#### SOURCE MATERIAL ####
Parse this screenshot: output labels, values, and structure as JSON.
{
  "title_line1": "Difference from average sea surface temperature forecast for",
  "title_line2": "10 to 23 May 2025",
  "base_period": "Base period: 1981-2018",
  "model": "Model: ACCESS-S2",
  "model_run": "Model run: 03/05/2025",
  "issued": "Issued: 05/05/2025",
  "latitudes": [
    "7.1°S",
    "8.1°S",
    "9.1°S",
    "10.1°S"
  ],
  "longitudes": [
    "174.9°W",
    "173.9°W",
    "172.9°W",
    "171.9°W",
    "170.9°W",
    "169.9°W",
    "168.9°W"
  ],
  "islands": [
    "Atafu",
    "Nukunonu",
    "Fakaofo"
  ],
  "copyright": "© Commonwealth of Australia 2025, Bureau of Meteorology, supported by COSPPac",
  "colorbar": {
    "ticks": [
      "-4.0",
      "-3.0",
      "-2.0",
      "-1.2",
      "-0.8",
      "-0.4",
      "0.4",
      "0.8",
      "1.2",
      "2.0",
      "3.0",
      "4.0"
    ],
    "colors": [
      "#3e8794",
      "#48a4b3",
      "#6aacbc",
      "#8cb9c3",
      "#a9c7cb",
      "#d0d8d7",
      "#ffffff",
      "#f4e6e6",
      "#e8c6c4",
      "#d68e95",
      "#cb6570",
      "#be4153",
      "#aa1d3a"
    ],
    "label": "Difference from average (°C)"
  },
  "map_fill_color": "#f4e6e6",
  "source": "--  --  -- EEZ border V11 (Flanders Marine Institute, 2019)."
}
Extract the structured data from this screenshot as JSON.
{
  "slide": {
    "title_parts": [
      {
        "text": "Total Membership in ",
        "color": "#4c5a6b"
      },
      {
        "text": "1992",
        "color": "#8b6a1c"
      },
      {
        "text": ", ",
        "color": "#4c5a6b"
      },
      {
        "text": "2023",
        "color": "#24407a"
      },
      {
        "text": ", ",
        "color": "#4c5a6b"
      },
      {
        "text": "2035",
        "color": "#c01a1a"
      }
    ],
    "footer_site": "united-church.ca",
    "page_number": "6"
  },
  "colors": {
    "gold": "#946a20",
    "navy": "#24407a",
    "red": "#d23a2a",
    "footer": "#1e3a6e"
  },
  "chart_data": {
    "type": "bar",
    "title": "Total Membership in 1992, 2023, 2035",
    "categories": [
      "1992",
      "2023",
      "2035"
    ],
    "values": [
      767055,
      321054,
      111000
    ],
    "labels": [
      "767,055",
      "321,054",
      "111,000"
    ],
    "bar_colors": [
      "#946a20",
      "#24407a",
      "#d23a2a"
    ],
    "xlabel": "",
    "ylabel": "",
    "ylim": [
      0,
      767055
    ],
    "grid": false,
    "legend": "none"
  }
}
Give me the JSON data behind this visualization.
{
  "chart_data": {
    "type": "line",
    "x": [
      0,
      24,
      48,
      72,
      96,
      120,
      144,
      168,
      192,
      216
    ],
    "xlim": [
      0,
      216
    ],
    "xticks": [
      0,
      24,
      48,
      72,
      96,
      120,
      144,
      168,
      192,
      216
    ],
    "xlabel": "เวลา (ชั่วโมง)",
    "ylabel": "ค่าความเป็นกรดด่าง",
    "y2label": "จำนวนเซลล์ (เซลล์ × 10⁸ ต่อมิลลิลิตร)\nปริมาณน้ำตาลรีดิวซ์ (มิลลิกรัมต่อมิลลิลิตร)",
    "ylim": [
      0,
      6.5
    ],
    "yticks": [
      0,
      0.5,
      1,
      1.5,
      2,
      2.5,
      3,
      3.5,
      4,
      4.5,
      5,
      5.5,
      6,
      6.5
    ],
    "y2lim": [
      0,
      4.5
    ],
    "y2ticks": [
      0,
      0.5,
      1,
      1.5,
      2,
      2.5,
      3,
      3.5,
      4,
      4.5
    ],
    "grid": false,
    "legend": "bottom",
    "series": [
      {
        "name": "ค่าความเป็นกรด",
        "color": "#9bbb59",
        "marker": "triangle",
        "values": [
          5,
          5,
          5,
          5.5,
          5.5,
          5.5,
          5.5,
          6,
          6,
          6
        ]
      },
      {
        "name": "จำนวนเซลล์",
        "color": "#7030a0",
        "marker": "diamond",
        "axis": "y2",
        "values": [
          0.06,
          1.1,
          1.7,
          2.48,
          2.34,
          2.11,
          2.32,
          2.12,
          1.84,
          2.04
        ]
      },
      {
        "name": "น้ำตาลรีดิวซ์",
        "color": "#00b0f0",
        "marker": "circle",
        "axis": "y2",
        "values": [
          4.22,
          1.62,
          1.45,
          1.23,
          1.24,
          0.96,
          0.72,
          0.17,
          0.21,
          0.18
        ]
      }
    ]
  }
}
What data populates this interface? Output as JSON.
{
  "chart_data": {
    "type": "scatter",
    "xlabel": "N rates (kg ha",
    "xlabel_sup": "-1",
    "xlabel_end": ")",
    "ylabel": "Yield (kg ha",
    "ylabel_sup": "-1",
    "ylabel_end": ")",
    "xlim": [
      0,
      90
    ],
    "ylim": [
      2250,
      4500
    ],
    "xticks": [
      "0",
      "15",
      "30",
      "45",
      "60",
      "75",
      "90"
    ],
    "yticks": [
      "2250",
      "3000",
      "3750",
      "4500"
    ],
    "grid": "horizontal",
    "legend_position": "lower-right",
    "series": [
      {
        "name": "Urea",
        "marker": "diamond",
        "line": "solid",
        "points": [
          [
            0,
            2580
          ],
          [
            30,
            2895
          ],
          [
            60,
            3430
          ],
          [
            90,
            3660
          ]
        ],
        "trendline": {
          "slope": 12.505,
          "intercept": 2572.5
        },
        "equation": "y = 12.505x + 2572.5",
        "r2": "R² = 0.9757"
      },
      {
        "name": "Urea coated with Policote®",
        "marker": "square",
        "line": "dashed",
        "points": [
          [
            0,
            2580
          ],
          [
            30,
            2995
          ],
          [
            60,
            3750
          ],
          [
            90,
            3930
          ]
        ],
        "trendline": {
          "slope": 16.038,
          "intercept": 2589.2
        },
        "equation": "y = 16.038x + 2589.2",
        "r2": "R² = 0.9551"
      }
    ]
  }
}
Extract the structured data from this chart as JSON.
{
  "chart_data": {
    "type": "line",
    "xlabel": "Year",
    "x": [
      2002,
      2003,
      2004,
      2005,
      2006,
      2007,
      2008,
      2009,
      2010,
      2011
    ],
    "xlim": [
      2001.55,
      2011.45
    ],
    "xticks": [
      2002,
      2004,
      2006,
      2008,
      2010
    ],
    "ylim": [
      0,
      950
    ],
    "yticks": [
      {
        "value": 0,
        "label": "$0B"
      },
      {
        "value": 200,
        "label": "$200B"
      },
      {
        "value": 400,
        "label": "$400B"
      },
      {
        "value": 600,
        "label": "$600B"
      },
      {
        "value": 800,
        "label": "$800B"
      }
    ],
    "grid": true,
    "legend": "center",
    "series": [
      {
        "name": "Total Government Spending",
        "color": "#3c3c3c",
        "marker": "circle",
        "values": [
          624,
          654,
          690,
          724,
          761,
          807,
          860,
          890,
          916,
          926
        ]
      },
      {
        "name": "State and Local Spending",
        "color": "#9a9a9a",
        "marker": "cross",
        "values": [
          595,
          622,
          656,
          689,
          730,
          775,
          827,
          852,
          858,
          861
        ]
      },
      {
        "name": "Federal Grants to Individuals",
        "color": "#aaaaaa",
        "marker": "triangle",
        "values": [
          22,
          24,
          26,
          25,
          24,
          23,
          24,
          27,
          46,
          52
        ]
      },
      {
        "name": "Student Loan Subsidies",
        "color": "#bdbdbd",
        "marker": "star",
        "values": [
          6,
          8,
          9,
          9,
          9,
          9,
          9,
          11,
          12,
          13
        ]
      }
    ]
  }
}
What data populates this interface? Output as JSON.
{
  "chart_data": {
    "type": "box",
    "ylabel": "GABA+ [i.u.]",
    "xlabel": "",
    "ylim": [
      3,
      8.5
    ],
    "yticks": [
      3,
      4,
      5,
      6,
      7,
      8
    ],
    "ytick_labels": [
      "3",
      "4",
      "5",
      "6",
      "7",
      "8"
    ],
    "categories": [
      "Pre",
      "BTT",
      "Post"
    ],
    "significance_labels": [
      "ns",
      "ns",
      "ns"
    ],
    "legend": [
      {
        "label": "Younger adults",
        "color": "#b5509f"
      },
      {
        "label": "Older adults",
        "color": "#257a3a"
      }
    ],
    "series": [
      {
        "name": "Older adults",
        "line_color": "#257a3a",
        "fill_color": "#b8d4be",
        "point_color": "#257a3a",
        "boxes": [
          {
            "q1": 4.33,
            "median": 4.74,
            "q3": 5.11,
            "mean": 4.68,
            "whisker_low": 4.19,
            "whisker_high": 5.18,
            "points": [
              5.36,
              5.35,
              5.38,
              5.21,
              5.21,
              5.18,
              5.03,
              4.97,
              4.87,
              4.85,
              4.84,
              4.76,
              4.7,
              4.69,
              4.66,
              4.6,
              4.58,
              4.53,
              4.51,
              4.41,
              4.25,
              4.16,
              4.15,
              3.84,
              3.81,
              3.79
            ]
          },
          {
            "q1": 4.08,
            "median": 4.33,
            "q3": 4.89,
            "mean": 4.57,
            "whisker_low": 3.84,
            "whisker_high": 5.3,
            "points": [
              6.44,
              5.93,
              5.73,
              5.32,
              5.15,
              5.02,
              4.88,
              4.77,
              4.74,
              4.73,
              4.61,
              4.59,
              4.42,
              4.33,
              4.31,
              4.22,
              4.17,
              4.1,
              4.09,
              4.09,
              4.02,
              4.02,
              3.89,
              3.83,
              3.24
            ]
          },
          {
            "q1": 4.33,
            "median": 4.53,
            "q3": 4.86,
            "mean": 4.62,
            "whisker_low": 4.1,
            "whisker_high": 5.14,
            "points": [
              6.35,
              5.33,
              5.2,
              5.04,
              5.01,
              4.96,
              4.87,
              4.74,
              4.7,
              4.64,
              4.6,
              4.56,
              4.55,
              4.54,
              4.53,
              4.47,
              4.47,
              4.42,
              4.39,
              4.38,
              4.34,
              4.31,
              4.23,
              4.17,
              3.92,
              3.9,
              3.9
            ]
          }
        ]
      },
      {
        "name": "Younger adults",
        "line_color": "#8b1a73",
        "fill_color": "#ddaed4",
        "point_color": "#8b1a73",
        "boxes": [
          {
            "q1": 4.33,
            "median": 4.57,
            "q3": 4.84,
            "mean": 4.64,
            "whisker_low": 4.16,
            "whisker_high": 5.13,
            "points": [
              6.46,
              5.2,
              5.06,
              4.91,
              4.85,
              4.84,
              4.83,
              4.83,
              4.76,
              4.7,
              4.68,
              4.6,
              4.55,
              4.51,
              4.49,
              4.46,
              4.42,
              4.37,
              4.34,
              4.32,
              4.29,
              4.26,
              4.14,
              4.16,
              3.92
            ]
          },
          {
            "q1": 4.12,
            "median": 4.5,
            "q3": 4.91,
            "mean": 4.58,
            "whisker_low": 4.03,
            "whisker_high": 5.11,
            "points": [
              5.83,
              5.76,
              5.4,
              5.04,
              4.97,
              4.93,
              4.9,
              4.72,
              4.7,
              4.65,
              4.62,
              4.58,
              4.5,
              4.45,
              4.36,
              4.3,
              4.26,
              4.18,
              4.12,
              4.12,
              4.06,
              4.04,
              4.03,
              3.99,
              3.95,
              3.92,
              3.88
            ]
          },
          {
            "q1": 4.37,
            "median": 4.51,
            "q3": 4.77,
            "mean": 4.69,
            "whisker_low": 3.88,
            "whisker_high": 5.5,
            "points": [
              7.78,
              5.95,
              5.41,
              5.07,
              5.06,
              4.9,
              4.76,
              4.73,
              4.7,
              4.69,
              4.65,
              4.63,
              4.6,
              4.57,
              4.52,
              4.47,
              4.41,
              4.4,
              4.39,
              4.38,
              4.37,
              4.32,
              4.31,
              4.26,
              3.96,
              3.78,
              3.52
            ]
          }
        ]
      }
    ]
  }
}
####
WHAT TO PRODUCE:
Gather up, from the records above, each line where the word "text" appears.

OUTPUT:
        "text": "Total Membership in ",
        "text": "1992",
        "text": ", ",
        "text": "2023",
        "text": ", ",
        "text": "2035",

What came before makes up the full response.